* BEGIN Excerpted data *

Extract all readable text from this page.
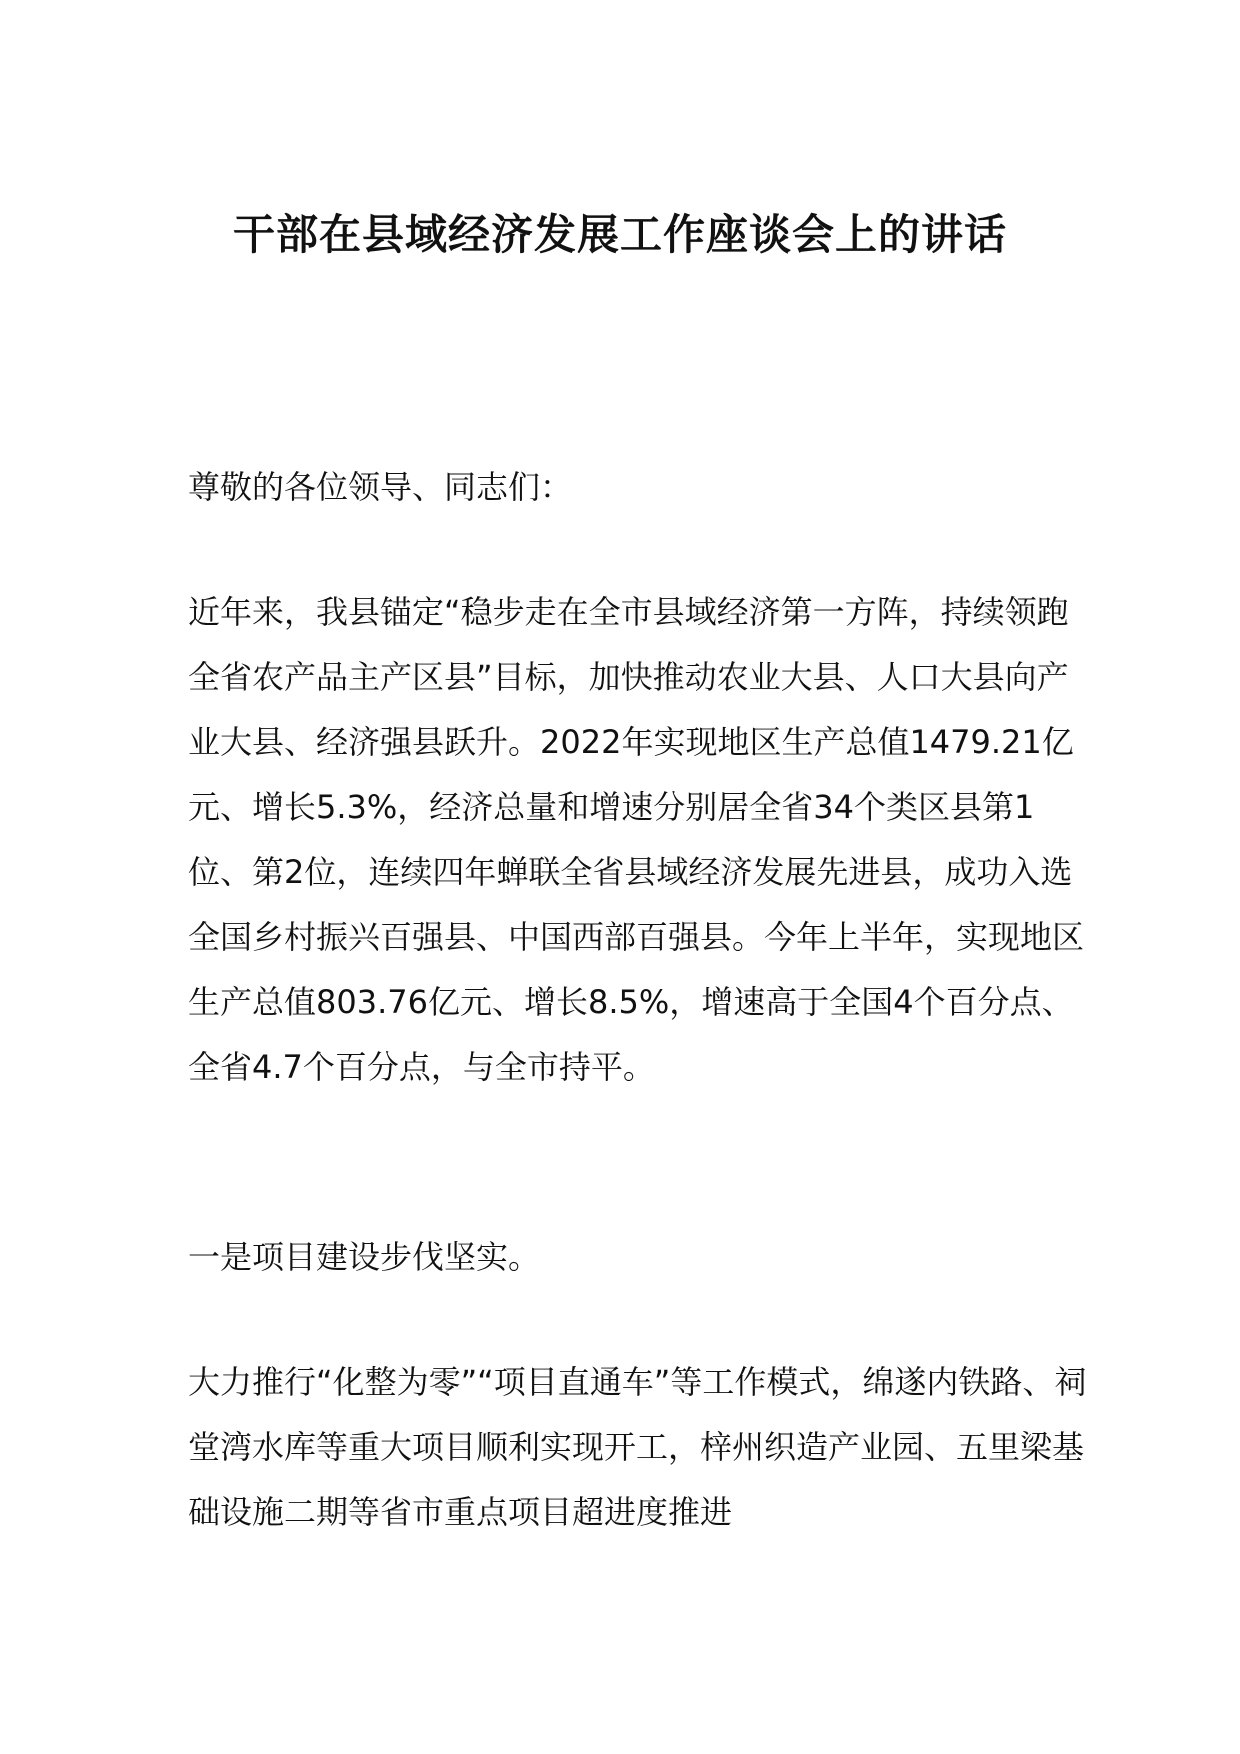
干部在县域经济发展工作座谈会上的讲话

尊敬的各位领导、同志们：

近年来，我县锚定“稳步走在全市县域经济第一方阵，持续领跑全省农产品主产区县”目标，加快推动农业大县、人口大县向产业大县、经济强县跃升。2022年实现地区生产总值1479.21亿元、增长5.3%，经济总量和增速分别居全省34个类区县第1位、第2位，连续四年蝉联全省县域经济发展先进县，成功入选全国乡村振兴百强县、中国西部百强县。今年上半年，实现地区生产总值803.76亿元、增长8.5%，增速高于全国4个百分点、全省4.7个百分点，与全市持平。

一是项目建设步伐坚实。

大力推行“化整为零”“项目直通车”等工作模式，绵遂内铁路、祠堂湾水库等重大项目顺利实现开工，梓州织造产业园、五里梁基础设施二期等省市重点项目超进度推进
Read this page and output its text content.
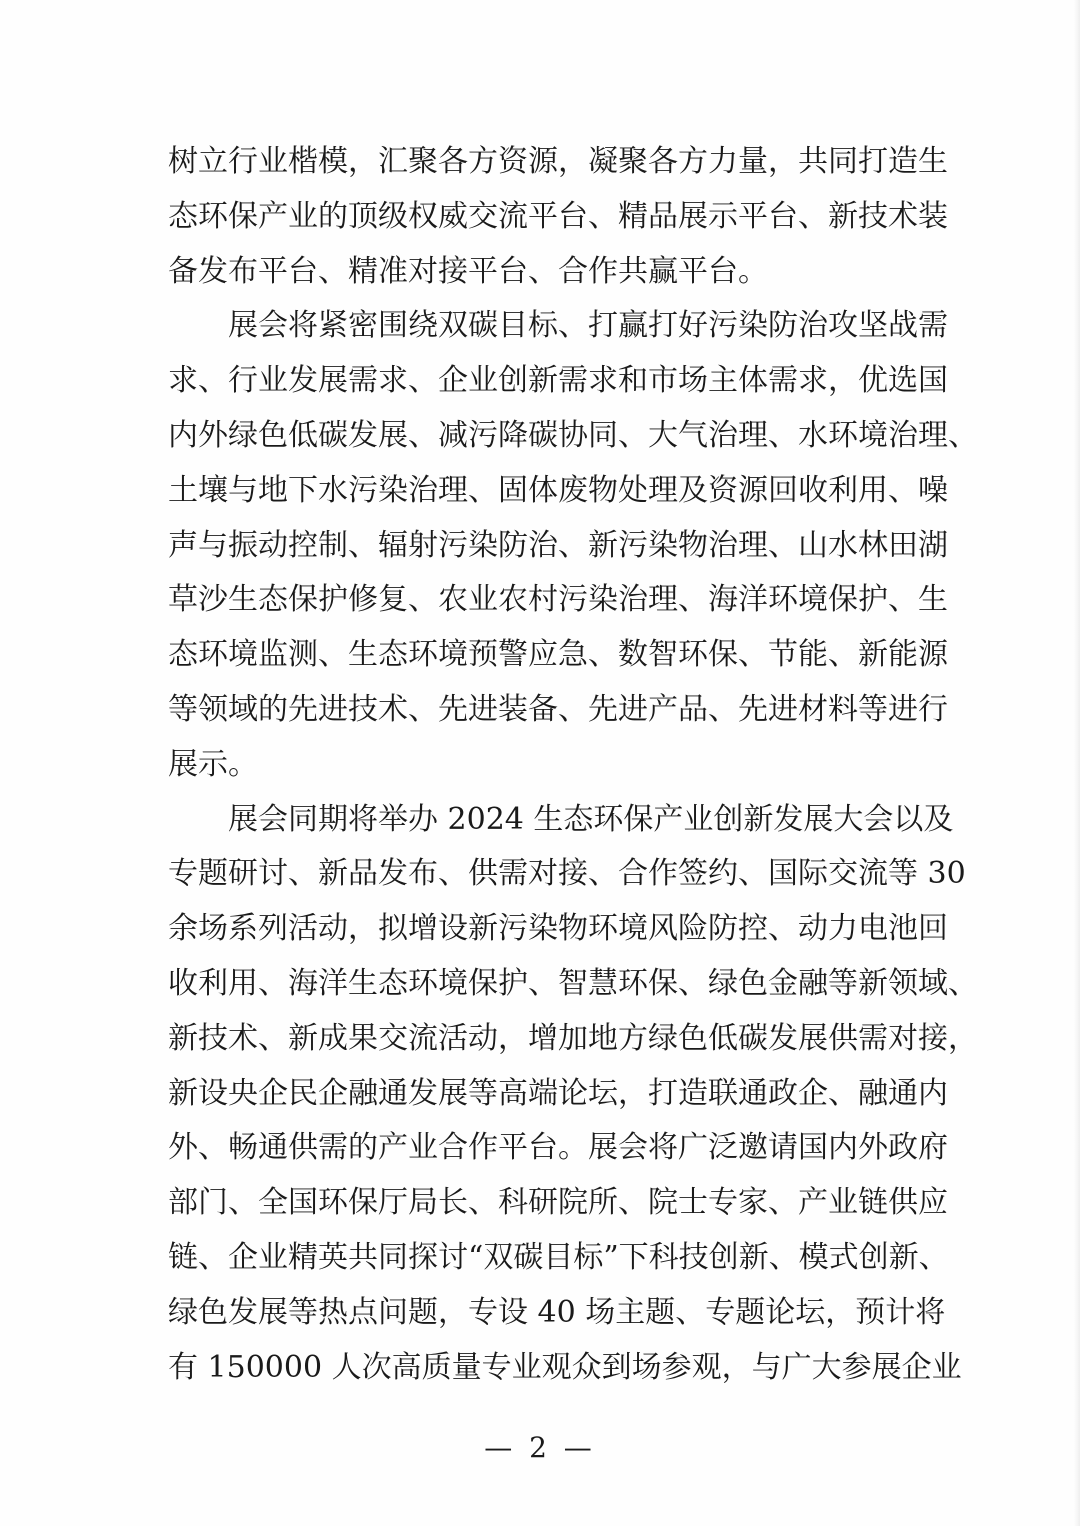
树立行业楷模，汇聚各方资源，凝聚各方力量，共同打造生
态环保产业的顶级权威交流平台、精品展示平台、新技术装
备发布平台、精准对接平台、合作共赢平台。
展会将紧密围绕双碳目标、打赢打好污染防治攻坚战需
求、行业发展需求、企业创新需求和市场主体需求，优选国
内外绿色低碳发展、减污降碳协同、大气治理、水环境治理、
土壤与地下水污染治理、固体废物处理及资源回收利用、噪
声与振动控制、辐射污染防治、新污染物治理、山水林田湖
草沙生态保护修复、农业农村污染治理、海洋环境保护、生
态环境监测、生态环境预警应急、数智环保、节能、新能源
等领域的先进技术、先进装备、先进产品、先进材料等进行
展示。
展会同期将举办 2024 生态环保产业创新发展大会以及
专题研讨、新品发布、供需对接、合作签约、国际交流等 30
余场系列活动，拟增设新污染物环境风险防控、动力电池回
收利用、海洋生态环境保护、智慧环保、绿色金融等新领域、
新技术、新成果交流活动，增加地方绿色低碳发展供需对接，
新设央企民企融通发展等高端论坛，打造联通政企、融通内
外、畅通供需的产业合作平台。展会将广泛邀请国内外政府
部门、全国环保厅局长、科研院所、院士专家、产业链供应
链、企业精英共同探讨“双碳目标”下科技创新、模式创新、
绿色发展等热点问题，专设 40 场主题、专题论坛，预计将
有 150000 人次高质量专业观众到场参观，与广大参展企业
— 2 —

* END Excerpted data *

| What needs to be done |
Find every line that holds "text" and copy it.

| Worked solution |
Extract all readable text from this page.
Read this page and output its text content.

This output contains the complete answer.